* Exercise: Leave out the pictures and repeat the data exactly.

-*-*-

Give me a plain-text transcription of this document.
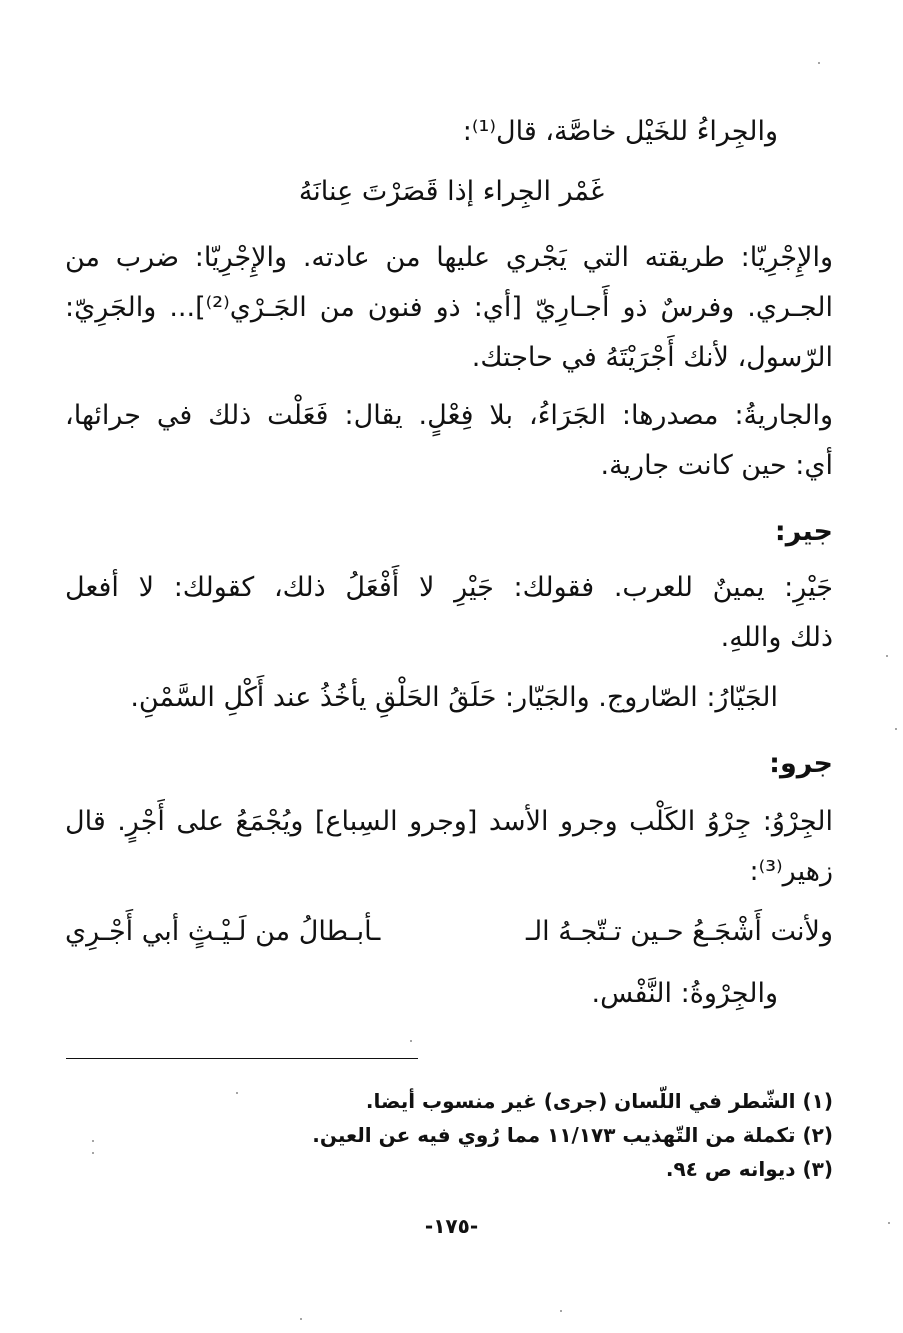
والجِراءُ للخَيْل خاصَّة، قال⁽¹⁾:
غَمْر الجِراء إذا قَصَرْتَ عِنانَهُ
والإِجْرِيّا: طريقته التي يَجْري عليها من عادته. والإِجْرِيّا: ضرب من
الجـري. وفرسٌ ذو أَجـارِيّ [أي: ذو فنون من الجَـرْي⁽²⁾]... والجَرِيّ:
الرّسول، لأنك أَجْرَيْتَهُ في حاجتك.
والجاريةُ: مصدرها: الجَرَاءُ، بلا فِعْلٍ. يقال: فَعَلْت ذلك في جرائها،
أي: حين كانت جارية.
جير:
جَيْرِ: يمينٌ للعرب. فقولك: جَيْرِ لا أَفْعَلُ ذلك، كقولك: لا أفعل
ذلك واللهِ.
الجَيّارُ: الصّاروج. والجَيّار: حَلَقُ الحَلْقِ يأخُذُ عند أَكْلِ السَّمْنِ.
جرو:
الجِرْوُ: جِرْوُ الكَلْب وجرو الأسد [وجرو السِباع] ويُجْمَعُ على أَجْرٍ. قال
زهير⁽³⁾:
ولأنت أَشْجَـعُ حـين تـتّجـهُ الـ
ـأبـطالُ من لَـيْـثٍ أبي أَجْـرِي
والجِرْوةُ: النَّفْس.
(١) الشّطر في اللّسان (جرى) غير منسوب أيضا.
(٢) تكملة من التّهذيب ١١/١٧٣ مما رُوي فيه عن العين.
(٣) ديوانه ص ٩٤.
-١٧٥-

-*-*-

* Solution:
Give me a plain-text transcription of this document.
والجِراءُ للخَيْل خاصَّة، قال⁽¹⁾:
غَمْر الجِراء إذا قَصَرْتَ عِنانَهُ
والإِجْرِيّا: طريقته التي يَجْري عليها من عادته. والإِجْرِيّا: ضرب من
الجـري. وفرسٌ ذو أَجـارِيّ [أي: ذو فنون من الجَـرْي⁽²⁾]... والجَرِيّ:
الرّسول، لأنك أَجْرَيْتَهُ في حاجتك.
والجاريةُ: مصدرها: الجَرَاءُ، بلا فِعْلٍ. يقال: فَعَلْت ذلك في جرائها،
أي: حين كانت جارية.
جير:
جَيْرِ: يمينٌ للعرب. فقولك: جَيْرِ لا أَفْعَلُ ذلك، كقولك: لا أفعل
ذلك واللهِ.
الجَيّارُ: الصّاروج. والجَيّار: حَلَقُ الحَلْقِ يأخُذُ عند أَكْلِ السَّمْنِ.
جرو:
الجِرْوُ: جِرْوُ الكَلْب وجرو الأسد [وجرو السِباع] ويُجْمَعُ على أَجْرٍ. قال
زهير⁽³⁾:
ولأنت أَشْجَـعُ حـين تـتّجـهُ الـ
ـأبـطالُ من لَـيْـثٍ أبي أَجْـرِي
والجِرْوةُ: النَّفْس.
(١) الشّطر في اللّسان (جرى) غير منسوب أيضا.
(٢) تكملة من التّهذيب ١١/١٧٣ مما رُوي فيه عن العين.
(٣) ديوانه ص ٩٤.
-١٧٥-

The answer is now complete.